▶ EXERCISE GOAL
Scan the data beneath this task and copy each line that includes "内层为阴阳铜时".

▶ INPUT MATERIAL

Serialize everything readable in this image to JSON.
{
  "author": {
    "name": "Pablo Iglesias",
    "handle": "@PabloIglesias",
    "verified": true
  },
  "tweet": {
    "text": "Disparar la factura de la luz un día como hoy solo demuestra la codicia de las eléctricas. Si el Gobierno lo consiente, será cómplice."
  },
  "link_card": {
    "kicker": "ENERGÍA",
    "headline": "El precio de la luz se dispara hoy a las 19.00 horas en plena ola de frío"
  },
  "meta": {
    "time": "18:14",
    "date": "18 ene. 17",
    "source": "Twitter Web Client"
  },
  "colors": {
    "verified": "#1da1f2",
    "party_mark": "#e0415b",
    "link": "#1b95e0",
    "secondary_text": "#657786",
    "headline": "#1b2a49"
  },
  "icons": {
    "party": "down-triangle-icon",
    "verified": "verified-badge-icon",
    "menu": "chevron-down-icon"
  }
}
--
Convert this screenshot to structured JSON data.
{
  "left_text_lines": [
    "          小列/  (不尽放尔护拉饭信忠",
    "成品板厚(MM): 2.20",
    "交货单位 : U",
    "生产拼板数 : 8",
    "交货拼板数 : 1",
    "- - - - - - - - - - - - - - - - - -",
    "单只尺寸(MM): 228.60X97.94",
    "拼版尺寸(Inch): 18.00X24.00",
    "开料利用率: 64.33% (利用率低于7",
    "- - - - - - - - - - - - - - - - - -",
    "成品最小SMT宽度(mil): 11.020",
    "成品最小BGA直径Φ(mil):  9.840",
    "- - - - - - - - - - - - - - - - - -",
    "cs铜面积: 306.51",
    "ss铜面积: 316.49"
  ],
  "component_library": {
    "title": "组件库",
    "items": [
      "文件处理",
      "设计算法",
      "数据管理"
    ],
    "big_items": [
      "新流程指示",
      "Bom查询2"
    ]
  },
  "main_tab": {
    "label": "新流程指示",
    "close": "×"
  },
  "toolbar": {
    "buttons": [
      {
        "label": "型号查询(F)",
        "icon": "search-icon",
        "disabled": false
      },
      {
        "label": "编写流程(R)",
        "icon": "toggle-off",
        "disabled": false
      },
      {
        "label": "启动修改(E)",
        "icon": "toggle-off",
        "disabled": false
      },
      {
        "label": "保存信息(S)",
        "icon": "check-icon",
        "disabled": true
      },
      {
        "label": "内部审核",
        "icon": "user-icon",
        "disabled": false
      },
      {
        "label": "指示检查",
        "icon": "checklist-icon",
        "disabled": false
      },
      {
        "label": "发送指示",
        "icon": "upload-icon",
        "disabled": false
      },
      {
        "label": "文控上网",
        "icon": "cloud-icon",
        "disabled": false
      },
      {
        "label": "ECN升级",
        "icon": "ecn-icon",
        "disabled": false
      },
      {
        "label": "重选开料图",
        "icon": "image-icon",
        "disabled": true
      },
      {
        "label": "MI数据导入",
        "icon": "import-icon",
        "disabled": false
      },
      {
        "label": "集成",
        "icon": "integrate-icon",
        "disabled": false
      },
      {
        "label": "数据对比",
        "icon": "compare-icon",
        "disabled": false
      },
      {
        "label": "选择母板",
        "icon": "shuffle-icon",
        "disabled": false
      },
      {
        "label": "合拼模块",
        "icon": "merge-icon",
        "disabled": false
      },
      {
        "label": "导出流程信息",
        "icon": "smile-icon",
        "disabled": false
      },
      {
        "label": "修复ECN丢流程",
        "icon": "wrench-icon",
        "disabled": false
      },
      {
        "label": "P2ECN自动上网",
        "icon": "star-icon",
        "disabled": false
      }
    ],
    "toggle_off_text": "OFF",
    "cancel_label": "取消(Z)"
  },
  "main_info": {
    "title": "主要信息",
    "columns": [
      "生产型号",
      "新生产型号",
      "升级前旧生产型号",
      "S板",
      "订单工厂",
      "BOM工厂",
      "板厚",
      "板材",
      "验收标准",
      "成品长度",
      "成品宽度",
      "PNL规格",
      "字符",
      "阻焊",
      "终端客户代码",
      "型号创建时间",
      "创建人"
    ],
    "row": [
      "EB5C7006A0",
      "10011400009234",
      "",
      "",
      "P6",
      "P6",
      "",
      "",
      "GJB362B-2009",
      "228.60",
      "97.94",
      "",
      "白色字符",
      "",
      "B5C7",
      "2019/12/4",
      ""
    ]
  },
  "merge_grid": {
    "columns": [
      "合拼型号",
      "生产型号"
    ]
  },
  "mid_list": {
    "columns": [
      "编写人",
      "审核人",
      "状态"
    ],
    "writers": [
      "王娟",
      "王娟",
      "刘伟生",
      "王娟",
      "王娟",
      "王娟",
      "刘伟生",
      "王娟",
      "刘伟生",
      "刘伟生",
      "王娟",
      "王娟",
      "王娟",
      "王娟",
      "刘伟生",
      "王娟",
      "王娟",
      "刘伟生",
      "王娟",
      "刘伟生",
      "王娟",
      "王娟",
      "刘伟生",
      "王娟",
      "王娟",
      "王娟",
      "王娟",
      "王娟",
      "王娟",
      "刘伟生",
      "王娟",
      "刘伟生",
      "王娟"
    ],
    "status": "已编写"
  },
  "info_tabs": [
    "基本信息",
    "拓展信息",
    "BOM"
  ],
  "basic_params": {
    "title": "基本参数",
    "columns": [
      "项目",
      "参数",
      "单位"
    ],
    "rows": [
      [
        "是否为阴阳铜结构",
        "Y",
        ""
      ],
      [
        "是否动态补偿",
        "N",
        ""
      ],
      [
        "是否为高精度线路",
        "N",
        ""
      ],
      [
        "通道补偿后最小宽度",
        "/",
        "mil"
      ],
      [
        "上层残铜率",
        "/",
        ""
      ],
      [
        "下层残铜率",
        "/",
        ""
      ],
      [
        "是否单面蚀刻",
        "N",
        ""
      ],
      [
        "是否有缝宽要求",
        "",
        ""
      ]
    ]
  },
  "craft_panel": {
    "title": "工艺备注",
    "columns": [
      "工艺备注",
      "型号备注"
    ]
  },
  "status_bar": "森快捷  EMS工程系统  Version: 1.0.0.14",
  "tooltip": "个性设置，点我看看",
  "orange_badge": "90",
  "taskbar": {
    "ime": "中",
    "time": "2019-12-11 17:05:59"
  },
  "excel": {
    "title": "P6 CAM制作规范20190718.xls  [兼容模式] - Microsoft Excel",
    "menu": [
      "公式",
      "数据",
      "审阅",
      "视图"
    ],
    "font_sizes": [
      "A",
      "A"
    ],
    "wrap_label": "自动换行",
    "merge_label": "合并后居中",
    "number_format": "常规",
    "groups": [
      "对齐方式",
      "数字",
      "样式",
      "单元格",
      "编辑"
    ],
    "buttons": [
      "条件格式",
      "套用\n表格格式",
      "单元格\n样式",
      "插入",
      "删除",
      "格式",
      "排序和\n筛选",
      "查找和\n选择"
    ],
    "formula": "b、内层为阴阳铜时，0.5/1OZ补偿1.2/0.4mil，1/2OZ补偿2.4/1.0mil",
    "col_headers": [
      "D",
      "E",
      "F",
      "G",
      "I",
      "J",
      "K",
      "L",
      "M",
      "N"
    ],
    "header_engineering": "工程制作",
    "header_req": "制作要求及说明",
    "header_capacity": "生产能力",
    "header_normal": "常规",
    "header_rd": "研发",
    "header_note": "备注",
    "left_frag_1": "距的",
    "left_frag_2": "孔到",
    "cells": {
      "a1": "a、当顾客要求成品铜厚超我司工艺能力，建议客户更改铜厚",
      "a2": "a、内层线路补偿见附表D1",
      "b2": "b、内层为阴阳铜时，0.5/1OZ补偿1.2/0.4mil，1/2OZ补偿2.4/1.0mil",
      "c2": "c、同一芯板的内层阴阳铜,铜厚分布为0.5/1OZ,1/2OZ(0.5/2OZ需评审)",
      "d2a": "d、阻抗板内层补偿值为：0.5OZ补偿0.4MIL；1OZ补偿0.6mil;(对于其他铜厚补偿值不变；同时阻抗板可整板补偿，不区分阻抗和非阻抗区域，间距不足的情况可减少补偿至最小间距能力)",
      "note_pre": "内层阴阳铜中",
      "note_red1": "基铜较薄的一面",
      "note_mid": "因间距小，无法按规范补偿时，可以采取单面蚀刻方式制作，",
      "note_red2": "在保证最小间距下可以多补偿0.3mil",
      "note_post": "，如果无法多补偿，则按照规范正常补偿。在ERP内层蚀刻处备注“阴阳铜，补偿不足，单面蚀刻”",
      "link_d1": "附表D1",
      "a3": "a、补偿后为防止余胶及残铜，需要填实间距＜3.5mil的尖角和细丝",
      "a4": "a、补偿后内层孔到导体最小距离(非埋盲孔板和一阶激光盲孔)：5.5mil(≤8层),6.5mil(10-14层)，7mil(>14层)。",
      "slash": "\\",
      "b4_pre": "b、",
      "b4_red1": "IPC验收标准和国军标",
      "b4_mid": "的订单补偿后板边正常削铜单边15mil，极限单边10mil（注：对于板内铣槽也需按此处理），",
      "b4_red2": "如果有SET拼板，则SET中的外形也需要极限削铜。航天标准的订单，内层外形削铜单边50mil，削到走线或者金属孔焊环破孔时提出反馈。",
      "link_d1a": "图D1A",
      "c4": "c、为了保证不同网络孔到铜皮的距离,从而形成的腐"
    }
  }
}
==
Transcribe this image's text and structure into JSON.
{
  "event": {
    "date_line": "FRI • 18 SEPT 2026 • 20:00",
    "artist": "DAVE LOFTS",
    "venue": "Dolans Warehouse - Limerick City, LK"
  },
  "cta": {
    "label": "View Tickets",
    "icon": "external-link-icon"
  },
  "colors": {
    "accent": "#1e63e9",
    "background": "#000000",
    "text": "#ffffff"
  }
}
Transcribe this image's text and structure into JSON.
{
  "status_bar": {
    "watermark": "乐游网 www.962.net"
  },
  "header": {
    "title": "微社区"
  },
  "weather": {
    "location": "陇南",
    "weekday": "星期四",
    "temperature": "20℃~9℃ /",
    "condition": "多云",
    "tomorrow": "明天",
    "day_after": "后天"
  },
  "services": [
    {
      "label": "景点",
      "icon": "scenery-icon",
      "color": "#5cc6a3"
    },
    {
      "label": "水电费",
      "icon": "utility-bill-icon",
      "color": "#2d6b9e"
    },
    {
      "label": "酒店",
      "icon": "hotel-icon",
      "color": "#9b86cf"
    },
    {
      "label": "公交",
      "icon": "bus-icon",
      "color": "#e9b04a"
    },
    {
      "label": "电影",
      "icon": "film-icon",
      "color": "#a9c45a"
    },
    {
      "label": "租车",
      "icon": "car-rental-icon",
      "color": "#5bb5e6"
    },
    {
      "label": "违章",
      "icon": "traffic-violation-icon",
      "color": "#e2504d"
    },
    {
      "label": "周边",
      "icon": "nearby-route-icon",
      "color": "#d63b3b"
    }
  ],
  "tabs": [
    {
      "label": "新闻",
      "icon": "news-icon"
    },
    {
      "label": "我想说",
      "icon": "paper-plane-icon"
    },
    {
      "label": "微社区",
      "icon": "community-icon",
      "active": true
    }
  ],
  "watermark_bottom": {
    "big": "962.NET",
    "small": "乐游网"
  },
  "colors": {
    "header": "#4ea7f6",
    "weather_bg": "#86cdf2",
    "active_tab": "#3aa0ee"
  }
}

▶ FULL ANSWER
    "formula": "b、内层为阴阳铜时，0.5/1OZ补偿1.2/0.4mil，1/2OZ补偿2.4/1.0mil",
      "b2": "b、内层为阴阳铜时，0.5/1OZ补偿1.2/0.4mil，1/2OZ补偿2.4/1.0mil",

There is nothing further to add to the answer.